Look through the listing for the word "JSON". Copy each line that has it.

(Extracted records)
***
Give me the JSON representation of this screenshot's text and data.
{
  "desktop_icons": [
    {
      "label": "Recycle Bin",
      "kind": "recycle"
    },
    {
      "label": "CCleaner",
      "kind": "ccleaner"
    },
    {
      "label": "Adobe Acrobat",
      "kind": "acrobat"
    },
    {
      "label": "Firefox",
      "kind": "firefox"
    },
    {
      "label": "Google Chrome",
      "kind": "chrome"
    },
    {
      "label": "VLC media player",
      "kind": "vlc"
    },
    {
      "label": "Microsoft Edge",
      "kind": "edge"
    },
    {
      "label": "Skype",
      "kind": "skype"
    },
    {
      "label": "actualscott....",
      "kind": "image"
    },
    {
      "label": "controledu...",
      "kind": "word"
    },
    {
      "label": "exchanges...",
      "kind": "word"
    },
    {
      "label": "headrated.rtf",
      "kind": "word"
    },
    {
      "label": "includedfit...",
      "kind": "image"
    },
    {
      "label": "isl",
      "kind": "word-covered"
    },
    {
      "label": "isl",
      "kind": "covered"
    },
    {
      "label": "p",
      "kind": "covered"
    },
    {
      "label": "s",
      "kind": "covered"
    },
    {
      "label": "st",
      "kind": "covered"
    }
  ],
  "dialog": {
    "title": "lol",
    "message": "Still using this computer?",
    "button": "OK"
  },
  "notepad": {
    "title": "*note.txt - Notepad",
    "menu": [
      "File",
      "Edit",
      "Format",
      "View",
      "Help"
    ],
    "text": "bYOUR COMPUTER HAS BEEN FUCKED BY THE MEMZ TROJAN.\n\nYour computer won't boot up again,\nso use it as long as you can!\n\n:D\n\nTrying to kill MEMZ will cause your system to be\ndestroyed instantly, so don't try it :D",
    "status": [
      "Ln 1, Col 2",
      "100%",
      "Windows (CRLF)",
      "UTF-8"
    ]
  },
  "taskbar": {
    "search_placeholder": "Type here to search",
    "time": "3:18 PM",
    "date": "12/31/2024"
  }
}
***
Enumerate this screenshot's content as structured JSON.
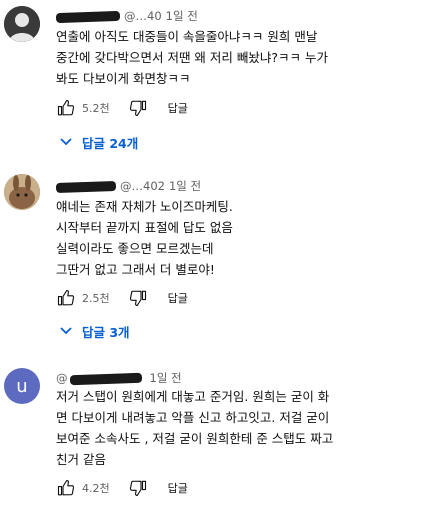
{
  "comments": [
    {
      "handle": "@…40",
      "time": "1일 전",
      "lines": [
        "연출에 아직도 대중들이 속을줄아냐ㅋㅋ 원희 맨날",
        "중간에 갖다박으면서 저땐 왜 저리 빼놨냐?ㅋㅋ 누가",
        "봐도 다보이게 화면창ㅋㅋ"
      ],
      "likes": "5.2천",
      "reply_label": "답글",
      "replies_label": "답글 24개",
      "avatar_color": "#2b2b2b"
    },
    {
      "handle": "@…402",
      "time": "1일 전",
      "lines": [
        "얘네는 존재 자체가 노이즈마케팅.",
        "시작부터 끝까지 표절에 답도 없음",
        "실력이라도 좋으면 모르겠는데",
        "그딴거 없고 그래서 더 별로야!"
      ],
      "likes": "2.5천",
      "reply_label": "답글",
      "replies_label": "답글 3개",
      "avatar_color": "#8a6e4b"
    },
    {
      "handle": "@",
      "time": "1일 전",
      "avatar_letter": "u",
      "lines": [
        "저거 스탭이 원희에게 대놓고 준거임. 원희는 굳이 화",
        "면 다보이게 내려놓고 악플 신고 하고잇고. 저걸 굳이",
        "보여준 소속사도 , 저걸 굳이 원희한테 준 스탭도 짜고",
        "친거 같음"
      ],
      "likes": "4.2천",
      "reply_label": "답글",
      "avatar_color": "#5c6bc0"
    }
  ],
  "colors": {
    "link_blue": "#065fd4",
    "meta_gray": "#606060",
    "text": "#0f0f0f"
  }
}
***
[ANSWER IN FULL]
Give me the JSON representation of this screenshot's text and data.
Enumerate this screenshot's content as structured JSON.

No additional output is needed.